> _Directions_
(a) In the rows, rewrite the lines from the one holding "label-anchor-dot <box>555 224 562 230</box>" through the one holding "label-leader-line <box>228 105 270 137</box>", inclusive, replacing "x-tick-label" with "axis-tick-label" and leaving everything else unchanged.
(b) Carry on the blog post about homemade snacks and sweets from its last sentence.

> _Excerpted passage_
****************************************

Food Adventures - III : Chivda

This snack is another long lost favourite. In fact, the snacking habit by itself WAS long lost. It was time for yet another evening coffee and my mind paused at the big poha packet we bought out of 'atukula-pulihora' craving. Thanks to the food-blogosphere, we had nice chivda to accompany our coffee.


This time however, the husband couldn't come home, so we 'to-go' this chivda with coffee in hubby's favourite san-antonio flask.

Food Adventures - I : Mysore Pak

It all started in Summer of 2006, with my then-roommate, Shilpa promising this wonderful sweet for a special Sunday (which never happened). The thought revived memories of the mysore paks perfectly made by dear most amamma. After a long phone conversation, I gathered the tips and directions from amamma, but could never find the time for it. Now that I was 'jobless', literally, this was the first I thought of making. After a wonderful visual explanation from vahchef, I set out to make this all-time favourite.

****************************************

> _Records for the exercise_
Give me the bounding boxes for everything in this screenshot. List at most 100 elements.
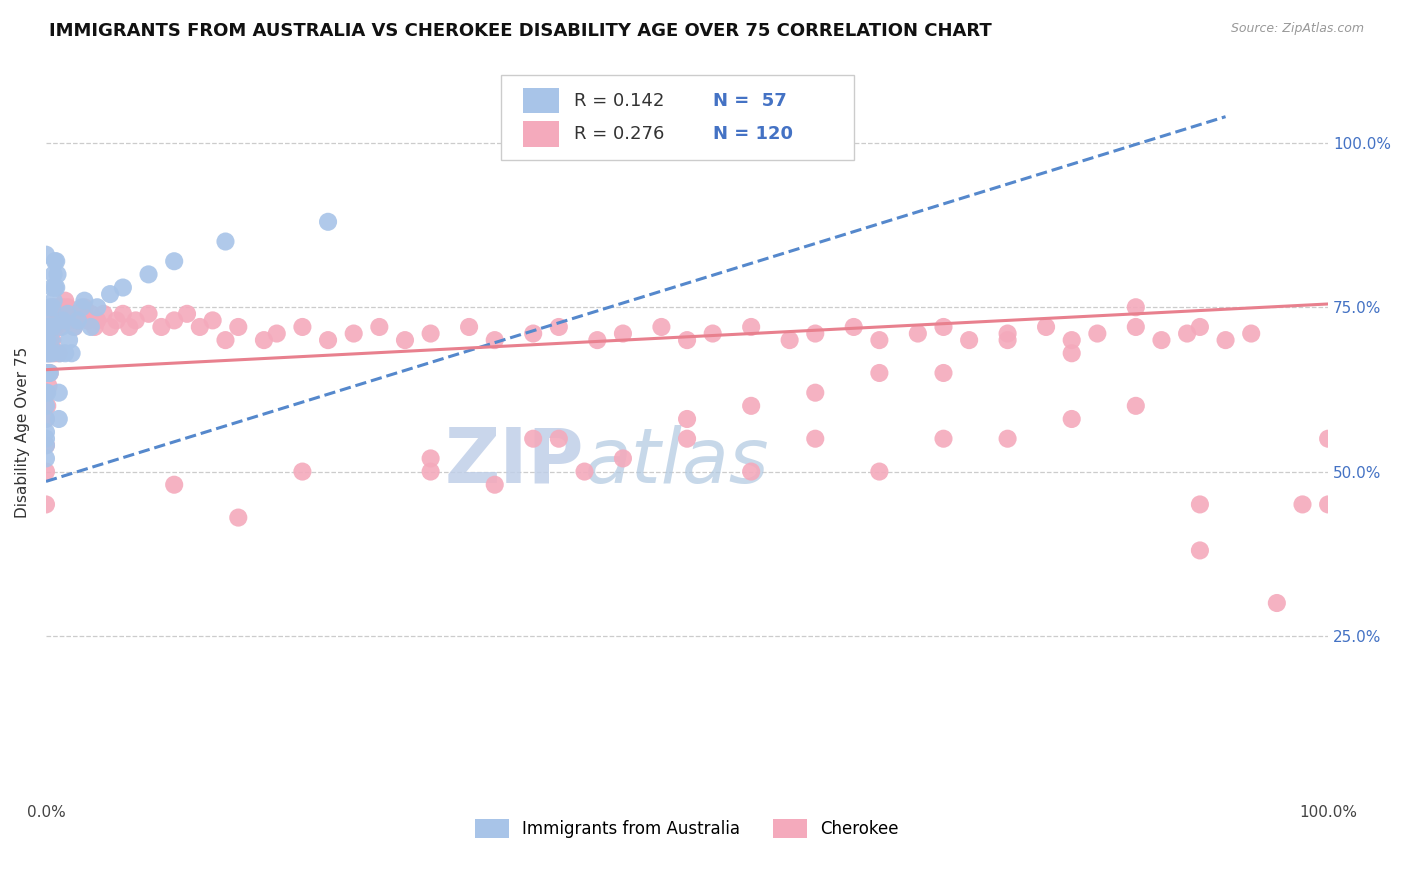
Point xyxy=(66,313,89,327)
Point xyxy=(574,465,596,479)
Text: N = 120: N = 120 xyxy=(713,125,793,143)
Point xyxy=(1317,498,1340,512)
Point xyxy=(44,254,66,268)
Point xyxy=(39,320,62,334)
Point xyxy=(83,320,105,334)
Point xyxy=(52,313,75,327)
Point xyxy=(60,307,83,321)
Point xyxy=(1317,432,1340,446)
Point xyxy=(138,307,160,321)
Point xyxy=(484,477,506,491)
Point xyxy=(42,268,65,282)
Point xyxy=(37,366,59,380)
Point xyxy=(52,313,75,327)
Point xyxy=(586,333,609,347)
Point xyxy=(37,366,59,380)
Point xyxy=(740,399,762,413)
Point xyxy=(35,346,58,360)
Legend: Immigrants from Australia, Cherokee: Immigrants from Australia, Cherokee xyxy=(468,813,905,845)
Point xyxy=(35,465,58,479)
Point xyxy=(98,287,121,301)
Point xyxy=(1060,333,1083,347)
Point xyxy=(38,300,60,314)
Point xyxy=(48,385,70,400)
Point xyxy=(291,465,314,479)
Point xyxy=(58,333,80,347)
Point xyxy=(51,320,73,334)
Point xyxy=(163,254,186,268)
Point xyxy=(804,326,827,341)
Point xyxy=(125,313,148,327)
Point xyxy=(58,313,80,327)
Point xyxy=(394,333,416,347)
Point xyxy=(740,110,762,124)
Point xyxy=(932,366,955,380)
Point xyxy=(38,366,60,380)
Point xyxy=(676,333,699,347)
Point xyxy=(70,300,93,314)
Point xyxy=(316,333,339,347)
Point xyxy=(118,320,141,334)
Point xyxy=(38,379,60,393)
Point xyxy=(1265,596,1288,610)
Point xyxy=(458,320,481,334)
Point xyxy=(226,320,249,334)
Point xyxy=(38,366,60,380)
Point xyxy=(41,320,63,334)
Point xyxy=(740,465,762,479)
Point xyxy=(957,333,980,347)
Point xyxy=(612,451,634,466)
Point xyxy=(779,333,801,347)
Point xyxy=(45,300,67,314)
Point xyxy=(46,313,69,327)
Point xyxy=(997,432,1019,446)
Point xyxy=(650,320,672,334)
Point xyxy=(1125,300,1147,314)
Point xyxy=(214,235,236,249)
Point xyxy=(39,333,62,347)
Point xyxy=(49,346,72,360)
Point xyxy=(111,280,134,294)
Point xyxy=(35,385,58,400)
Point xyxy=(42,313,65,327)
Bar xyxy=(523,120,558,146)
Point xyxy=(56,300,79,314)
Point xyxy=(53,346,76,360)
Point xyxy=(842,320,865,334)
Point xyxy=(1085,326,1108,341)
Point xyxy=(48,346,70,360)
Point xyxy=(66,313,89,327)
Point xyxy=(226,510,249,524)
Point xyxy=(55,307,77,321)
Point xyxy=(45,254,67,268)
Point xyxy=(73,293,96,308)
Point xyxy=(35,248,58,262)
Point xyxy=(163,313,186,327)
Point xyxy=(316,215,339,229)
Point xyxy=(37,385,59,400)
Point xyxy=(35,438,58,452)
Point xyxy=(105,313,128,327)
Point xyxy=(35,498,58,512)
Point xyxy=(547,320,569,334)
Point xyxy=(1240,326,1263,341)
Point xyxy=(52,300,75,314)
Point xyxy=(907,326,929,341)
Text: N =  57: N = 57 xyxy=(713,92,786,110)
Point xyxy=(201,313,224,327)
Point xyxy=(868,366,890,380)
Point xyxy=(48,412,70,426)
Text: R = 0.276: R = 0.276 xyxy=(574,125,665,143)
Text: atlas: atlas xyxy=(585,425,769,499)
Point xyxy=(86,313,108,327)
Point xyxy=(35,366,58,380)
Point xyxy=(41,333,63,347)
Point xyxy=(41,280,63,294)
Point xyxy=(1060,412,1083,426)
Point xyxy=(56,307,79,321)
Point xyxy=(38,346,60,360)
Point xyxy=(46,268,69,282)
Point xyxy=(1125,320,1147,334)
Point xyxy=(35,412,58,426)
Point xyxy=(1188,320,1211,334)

****************************************

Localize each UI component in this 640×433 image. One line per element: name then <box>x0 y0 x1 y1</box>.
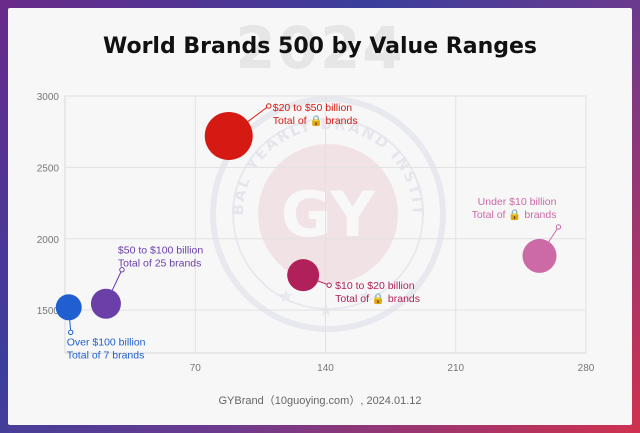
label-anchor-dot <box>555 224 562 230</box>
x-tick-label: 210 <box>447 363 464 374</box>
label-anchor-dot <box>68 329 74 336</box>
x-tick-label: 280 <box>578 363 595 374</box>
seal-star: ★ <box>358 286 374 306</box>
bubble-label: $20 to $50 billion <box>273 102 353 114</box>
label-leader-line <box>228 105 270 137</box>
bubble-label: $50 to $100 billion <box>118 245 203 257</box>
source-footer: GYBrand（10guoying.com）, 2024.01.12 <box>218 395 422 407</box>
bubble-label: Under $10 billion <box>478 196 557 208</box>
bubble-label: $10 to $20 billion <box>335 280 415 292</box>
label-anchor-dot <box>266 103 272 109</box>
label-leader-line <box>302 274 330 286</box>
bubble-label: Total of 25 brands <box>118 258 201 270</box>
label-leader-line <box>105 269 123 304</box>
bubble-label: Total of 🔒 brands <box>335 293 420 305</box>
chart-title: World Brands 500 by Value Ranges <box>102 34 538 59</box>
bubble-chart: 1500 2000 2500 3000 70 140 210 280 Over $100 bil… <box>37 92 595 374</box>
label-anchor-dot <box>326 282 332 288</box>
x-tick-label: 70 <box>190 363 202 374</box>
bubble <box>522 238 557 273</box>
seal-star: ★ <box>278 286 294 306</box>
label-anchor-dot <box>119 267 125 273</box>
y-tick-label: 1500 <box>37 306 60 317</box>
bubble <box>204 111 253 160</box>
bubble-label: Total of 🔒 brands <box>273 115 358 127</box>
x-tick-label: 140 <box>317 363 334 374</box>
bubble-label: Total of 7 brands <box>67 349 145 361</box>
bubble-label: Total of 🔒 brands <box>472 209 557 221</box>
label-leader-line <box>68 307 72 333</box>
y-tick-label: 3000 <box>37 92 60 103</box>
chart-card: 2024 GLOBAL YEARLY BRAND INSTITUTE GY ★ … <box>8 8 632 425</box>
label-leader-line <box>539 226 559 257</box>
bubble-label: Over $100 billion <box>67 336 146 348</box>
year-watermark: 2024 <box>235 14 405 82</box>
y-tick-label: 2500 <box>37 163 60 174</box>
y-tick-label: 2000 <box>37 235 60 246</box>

****************************************

> _Final results_
(a)
label-anchor-dot <box>555 224 562 230</box>
axis-tick-label: 210 <box>447 363 464 374</box>
label-anchor-dot <box>68 329 74 336</box>
axis-tick-label: 280 <box>578 363 595 374</box>
seal-star: ★ <box>358 286 374 306</box>
bubble-label: $20 to $50 billion <box>273 102 353 114</box>
label-leader-line <box>228 105 270 137</box>

(b)
Ingredients:
1 cup Besan
1/2 cup Sugar
2 cups Ghee
1/4 cup water
Method:
Add a tsp of hot ghee to the besan and sieve it. Take sugar in a thick-bottomed sauce pan and add water just enough to cover the sugar. Keep stirring till the sugar dissolves and attaines a soft-ball or thread consistency. You can check the consistency by dropping a drop of the sugar syrup in a bowl of cold water or by using your fingers OR (thanks to madhu atta for the idea) use a kitchen thermometer to check the syrup temperature, it should be 250F. I got caught up in checking this and my sugar syrup became fit for Chakkara Achchulu (Sugar Figurines). Following madhu atta's tip this time, I added water again and started over. When the consistency is right, add the besan and keep stirring. Now add the hot ghee one ladle at a time. (For first-timers like me, the amount of ghee might give a slight heart-ache, but we'll get used to it) When you see the color change, pour the mixture onto a greased plate/bowl and let it cool. When firm, cut into desired pieces.

Food Adventures - Intro

This is a series on my 'jobless in college station' food adventures. An attempt to chronicle the cooking spree to vent out frustration on the current economy. But, bright side of life is my hubby dear gets to eat fresh cooked (most-of-the-time) food for every meal. So get ready for a feast fit for a hungry soul.
P.S: Please feel free to grab a hajmola or two! (We had an entire bottle with 120 tablets!)


Kaushik-the taster,unaware of the storm cooking in the kitchen.